* _Direction_: Please copy out, line for line, the part of the records below that opens with the line containing "spending-l4: Sistema Nervoso" and closes with the line containing "coin-icon [490,207,506,223]".

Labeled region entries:
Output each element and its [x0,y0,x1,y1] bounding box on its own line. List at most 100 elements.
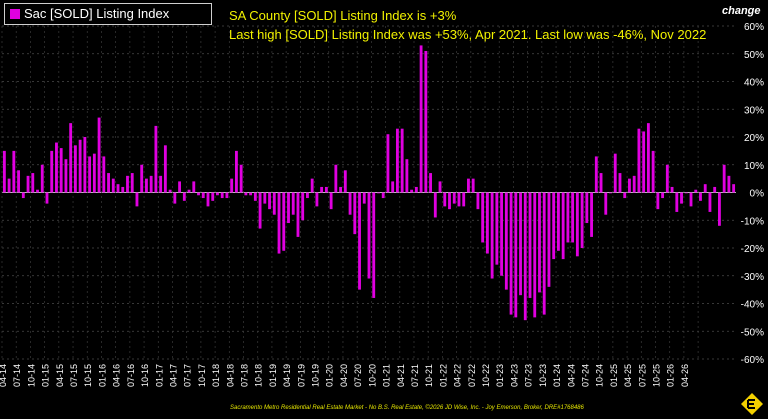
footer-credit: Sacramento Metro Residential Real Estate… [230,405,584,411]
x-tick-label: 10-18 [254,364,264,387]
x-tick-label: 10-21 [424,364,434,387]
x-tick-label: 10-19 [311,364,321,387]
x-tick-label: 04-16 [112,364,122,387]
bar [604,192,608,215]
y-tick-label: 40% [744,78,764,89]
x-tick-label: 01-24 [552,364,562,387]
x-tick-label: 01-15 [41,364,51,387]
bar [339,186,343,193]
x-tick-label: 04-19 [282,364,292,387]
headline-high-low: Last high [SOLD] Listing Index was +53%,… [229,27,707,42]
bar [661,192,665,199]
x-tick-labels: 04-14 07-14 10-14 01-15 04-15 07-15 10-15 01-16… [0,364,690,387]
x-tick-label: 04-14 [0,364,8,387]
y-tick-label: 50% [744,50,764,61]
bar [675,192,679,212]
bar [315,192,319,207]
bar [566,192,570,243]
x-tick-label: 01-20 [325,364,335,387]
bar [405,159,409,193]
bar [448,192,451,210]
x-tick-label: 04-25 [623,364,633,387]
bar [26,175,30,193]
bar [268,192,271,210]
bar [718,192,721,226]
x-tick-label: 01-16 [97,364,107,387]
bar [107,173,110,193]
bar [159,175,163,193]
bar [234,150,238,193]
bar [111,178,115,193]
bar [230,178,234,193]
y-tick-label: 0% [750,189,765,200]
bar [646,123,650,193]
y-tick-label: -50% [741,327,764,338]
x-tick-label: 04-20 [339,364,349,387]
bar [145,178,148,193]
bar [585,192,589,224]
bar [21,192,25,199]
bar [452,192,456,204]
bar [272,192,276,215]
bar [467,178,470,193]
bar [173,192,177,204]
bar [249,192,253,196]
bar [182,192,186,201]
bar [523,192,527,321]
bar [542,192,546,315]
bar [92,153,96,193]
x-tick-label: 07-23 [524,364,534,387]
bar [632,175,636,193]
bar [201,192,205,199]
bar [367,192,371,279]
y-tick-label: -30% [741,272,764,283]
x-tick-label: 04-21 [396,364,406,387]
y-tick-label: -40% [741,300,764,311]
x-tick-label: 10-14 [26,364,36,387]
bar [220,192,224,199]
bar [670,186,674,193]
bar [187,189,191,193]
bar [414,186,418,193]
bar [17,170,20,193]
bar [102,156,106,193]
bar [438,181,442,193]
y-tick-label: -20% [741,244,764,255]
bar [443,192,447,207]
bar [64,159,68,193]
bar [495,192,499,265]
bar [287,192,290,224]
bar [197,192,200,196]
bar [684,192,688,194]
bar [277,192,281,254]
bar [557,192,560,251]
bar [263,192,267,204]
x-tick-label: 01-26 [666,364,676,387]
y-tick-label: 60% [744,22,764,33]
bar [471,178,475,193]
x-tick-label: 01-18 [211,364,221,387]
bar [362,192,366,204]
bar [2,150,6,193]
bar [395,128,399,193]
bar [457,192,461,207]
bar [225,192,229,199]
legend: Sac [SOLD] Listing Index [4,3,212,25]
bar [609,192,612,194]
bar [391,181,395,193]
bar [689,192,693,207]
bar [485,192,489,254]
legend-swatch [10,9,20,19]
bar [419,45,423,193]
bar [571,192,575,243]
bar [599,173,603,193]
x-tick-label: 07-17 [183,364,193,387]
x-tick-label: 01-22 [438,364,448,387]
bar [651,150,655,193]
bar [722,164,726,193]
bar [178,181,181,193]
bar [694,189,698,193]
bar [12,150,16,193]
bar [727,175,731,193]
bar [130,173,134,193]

...

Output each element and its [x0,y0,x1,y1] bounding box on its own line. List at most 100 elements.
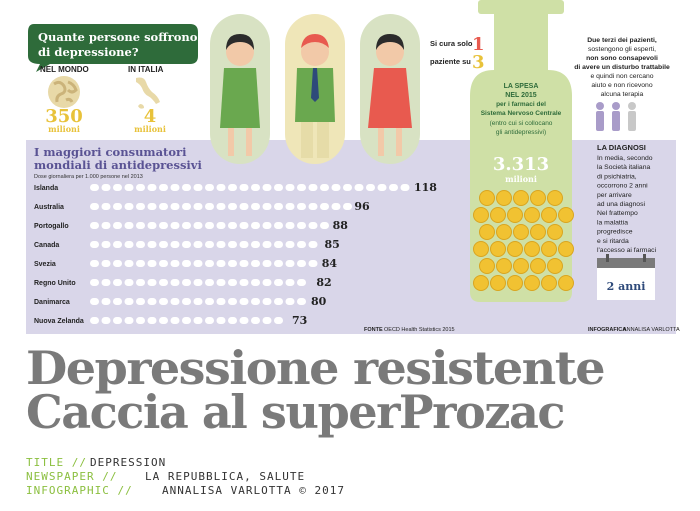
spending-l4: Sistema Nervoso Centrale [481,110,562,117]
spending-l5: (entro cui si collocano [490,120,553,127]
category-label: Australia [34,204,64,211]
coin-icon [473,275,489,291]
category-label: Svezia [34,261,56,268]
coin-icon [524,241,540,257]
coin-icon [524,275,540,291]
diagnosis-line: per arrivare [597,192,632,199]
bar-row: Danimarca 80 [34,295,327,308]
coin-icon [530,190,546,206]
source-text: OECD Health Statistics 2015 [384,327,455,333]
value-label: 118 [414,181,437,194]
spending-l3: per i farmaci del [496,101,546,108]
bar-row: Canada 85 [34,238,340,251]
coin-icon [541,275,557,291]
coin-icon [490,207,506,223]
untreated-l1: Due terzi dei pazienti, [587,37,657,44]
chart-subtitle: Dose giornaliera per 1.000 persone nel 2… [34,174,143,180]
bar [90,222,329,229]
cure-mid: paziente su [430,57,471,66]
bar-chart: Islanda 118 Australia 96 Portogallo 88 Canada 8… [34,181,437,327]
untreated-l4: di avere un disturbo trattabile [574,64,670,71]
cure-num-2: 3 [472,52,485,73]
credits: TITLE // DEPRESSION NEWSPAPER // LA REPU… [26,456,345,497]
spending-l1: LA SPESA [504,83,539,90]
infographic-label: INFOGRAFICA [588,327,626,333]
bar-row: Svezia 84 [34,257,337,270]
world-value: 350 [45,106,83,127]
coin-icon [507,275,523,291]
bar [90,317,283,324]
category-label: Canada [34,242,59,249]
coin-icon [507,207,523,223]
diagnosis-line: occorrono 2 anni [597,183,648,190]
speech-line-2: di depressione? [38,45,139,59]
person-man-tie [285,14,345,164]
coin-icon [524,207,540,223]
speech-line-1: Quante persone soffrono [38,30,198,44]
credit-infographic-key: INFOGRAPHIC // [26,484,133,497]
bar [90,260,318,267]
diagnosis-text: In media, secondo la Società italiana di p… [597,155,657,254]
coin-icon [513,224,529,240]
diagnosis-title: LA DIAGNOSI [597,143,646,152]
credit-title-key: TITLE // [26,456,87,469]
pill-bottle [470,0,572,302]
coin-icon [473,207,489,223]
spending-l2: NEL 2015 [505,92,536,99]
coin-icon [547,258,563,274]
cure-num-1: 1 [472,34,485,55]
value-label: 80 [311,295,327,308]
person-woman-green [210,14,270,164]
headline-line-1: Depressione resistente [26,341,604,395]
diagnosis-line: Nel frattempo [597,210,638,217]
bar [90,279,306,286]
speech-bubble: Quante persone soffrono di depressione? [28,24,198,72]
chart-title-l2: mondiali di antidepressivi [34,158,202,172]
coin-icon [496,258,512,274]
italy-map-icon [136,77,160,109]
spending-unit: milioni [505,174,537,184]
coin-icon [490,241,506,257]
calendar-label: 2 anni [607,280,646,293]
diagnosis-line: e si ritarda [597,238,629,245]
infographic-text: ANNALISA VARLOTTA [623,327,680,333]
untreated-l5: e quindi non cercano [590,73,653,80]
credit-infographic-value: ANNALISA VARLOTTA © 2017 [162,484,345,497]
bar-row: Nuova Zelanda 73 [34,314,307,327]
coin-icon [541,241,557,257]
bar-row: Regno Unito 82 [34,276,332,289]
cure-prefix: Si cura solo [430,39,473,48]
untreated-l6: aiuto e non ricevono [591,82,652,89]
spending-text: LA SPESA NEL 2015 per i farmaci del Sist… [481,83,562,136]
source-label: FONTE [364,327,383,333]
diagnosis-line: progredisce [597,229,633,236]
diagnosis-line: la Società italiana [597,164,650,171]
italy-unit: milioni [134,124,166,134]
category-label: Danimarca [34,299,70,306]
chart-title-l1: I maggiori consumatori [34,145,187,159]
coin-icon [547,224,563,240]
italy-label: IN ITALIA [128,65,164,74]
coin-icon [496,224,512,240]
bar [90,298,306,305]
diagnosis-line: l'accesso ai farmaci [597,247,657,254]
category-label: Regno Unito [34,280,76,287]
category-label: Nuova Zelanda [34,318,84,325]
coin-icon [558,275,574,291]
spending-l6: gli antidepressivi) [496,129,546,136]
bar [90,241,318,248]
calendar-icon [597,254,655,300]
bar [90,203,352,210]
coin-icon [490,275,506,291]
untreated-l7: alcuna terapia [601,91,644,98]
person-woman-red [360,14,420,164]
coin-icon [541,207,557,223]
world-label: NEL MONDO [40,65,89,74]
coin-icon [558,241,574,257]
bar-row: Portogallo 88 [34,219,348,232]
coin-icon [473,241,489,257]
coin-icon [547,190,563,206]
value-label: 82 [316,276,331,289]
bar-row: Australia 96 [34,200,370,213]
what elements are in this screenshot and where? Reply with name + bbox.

--

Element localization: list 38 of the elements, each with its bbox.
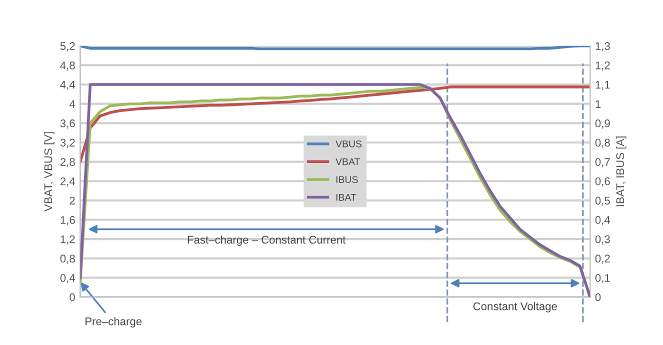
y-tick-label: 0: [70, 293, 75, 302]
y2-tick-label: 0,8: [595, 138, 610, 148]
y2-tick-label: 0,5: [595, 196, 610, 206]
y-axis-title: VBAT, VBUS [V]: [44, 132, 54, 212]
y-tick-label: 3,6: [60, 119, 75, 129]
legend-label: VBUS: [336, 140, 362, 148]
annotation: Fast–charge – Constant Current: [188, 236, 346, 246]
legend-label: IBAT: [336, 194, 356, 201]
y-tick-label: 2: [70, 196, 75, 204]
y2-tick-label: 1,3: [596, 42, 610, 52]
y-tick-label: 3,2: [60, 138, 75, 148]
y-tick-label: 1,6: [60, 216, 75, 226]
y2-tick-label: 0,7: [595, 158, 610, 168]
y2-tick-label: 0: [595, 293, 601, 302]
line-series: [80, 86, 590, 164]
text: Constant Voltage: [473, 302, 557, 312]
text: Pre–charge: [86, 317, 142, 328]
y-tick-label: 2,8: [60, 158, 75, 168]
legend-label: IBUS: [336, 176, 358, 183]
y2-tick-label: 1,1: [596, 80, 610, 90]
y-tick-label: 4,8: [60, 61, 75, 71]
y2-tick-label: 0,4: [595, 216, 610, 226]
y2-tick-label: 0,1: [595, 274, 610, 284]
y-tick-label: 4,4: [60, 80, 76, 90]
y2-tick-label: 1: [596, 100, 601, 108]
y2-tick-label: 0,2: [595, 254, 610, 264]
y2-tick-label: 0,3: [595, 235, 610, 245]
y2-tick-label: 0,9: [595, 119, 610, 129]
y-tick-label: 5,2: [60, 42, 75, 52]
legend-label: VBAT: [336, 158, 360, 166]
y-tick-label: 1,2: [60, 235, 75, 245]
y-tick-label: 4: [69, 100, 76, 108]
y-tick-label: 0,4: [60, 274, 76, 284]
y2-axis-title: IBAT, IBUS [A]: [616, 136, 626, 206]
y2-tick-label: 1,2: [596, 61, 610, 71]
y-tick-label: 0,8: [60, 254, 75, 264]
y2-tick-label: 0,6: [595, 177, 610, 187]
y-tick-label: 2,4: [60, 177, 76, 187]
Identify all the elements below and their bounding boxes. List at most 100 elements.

* _Task result_:
spending-l4: Sistema Nervoso Centrale [481,110,562,117]
spending-l5: (entro cui si collocano [490,120,553,127]
category-label: Australia [34,204,64,211]
coin-icon [473,275,489,291]
category-label: Svezia [34,261,56,268]
coin-icon [524,241,540,257]
coin-icon [524,275,540,291]
diagnosis-line: per arrivare [597,192,632,199]
bar-row: Danimarca 80 [34,295,327,308]
coin-icon [530,190,546,206]
source-text: OECD Health Statistics 2015 [384,327,455,333]
value-label: 118 [414,181,437,194]
spending-l3: per i farmaci del [496,101,546,108]
bar-row: Canada 85 [34,238,340,251]
coin-icon [541,275,557,291]
coin-icon [490,207,506,223]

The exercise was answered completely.